AIM OF THE EXERCISE:
Extract every line of the records below verbatim, keeping their order and wording unchanged.

RAW DATA:
━━━━

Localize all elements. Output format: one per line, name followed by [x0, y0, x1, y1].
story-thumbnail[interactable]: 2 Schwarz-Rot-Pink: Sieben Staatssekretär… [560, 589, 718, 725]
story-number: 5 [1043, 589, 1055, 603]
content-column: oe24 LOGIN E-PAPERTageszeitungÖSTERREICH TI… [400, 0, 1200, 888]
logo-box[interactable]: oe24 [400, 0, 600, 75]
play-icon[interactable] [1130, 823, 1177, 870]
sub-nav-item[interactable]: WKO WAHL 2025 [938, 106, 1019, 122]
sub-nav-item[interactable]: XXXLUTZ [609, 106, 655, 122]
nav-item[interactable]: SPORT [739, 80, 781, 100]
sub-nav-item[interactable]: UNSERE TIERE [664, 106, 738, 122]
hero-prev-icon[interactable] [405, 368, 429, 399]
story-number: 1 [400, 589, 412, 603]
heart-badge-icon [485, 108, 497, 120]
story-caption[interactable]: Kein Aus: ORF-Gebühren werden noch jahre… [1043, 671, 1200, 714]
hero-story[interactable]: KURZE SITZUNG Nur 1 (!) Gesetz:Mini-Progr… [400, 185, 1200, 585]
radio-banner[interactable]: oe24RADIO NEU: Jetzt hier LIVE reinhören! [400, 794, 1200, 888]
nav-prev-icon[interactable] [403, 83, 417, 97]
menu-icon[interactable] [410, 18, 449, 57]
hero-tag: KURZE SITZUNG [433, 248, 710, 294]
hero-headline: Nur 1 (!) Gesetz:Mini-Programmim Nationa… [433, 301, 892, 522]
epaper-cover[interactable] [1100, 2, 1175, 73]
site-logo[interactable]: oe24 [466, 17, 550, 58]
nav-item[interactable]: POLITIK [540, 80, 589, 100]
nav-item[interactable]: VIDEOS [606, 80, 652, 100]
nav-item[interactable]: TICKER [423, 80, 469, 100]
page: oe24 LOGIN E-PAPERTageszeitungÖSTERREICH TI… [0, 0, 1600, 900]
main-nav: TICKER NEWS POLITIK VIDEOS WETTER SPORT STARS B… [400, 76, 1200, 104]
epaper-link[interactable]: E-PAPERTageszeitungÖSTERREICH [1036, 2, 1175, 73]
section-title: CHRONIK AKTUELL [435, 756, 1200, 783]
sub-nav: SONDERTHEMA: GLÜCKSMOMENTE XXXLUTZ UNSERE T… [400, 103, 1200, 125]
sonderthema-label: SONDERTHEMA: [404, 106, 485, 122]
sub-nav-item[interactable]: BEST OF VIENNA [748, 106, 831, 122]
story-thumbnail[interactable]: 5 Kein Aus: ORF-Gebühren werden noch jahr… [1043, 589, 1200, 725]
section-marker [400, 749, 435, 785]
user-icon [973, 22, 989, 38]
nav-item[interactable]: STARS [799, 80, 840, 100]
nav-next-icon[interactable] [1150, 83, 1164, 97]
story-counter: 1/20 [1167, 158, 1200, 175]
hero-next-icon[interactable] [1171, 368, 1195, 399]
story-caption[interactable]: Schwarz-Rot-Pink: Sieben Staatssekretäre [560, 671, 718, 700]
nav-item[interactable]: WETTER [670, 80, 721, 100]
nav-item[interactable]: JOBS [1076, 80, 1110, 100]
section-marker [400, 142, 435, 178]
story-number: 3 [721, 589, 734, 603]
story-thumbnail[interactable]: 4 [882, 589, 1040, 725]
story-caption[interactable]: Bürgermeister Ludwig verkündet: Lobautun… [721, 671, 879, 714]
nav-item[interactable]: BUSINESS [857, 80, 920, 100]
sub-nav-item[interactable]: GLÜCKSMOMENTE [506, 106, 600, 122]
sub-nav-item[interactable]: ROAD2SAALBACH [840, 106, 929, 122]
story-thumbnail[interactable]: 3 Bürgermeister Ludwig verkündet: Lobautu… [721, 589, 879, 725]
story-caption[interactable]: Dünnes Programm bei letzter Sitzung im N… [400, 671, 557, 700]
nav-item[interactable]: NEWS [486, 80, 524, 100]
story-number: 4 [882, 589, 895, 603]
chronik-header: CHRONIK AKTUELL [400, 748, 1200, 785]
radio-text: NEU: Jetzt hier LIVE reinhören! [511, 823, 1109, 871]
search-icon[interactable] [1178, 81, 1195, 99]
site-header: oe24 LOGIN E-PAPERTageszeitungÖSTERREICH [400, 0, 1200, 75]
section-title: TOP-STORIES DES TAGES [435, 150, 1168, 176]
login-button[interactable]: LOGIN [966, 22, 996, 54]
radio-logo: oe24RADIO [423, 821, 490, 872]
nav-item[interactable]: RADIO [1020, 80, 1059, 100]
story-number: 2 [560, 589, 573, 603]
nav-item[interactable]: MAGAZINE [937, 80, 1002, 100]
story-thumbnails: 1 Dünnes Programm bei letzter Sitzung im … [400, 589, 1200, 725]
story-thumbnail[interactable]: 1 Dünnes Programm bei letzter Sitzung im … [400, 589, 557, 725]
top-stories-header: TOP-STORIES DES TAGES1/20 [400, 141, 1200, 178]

━━━━

EXERCISE OUTPUT:
Localize all elements. Output format: one per line, name followed by [x0, y0, x1, y1].
story-thumbnail[interactable]: 2 Schwarz-Rot-Pink: Sieben Staatssekretär… [560, 589, 718, 725]
story-number: 5 [1043, 589, 1055, 603]
content-column: oe24 LOGIN E-PAPERTageszeitungÖSTERREICH TI… [400, 0, 1200, 888]
logo-box[interactable]: oe24 [400, 0, 600, 75]
play-icon[interactable] [1130, 823, 1177, 870]
sub-nav-item[interactable]: WKO WAHL 2025 [938, 106, 1019, 122]
sub-nav-item[interactable]: XXXLUTZ [609, 106, 655, 122]
nav-item[interactable]: SPORT [739, 80, 781, 100]
sub-nav-item[interactable]: UNSERE TIERE [664, 106, 738, 122]
hero-prev-icon[interactable] [405, 368, 429, 399]
story-number: 1 [400, 589, 412, 603]
heart-badge-icon [485, 108, 497, 120]
story-caption[interactable]: Kein Aus: ORF-Gebühren werden noch jahre… [1043, 671, 1200, 714]
hero-story[interactable]: KURZE SITZUNG Nur 1 (!) Gesetz:Mini-Progr… [400, 185, 1200, 585]
radio-banner[interactable]: oe24RADIO NEU: Jetzt hier LIVE reinhören! [400, 794, 1200, 888]
nav-prev-icon[interactable] [403, 83, 417, 97]
menu-icon[interactable] [410, 18, 449, 57]
hero-tag: KURZE SITZUNG [433, 248, 710, 294]
hero-headline: Nur 1 (!) Gesetz:Mini-Programmim Nationa… [433, 301, 892, 522]
epaper-cover[interactable] [1100, 2, 1175, 73]
site-logo[interactable]: oe24 [466, 17, 550, 58]
nav-item[interactable]: POLITIK [540, 80, 589, 100]
nav-item[interactable]: VIDEOS [606, 80, 652, 100]
nav-item[interactable]: TICKER [423, 80, 469, 100]
page: oe24 LOGIN E-PAPERTageszeitungÖSTERREICH TI… [0, 0, 1600, 900]
main-nav: TICKER NEWS POLITIK VIDEOS WETTER SPORT STARS B… [400, 76, 1200, 104]
epaper-link[interactable]: E-PAPERTageszeitungÖSTERREICH [1036, 2, 1175, 73]
section-title: CHRONIK AKTUELL [435, 756, 1200, 783]
sub-nav: SONDERTHEMA: GLÜCKSMOMENTE XXXLUTZ UNSERE T… [400, 103, 1200, 125]
sonderthema-label: SONDERTHEMA: [404, 106, 485, 122]
sub-nav-item[interactable]: BEST OF VIENNA [748, 106, 831, 122]
story-thumbnail[interactable]: 5 Kein Aus: ORF-Gebühren werden noch jahr… [1043, 589, 1200, 725]
section-marker [400, 749, 435, 785]
user-icon [973, 22, 989, 38]
nav-item[interactable]: STARS [799, 80, 840, 100]
nav-next-icon[interactable] [1150, 83, 1164, 97]
story-counter: 1/20 [1167, 158, 1200, 175]
hero-next-icon[interactable] [1171, 368, 1195, 399]
story-caption[interactable]: Schwarz-Rot-Pink: Sieben Staatssekretäre [560, 671, 718, 700]
nav-item[interactable]: WETTER [670, 80, 721, 100]
nav-item[interactable]: JOBS [1076, 80, 1110, 100]
section-marker [400, 142, 435, 178]
story-number: 3 [721, 589, 734, 603]
story-thumbnail[interactable]: 4 [882, 589, 1040, 725]
story-caption[interactable]: Bürgermeister Ludwig verkündet: Lobautun… [721, 671, 879, 714]
nav-item[interactable]: BUSINESS [857, 80, 920, 100]
sub-nav-item[interactable]: GLÜCKSMOMENTE [506, 106, 600, 122]
sub-nav-item[interactable]: ROAD2SAALBACH [840, 106, 929, 122]
story-thumbnail[interactable]: 3 Bürgermeister Ludwig verkündet: Lobautu… [721, 589, 879, 725]
story-caption[interactable]: Dünnes Programm bei letzter Sitzung im N… [400, 671, 557, 700]
nav-item[interactable]: NEWS [486, 80, 524, 100]
story-number: 4 [882, 589, 895, 603]
chronik-header: CHRONIK AKTUELL [400, 748, 1200, 785]
radio-text: NEU: Jetzt hier LIVE reinhören! [511, 823, 1109, 871]
search-icon[interactable] [1178, 81, 1195, 99]
site-header: oe24 LOGIN E-PAPERTageszeitungÖSTERREICH [400, 0, 1200, 75]
section-title: TOP-STORIES DES TAGES [435, 150, 1168, 176]
login-button[interactable]: LOGIN [966, 22, 996, 54]
radio-logo: oe24RADIO [423, 821, 490, 872]
nav-item[interactable]: RADIO [1020, 80, 1059, 100]
story-number: 2 [560, 589, 573, 603]
nav-item[interactable]: MAGAZINE [937, 80, 1002, 100]
story-thumbnails: 1 Dünnes Programm bei letzter Sitzung im … [400, 589, 1200, 725]
story-thumbnail[interactable]: 1 Dünnes Programm bei letzter Sitzung im … [400, 589, 557, 725]
top-stories-header: TOP-STORIES DES TAGES1/20 [400, 141, 1200, 178]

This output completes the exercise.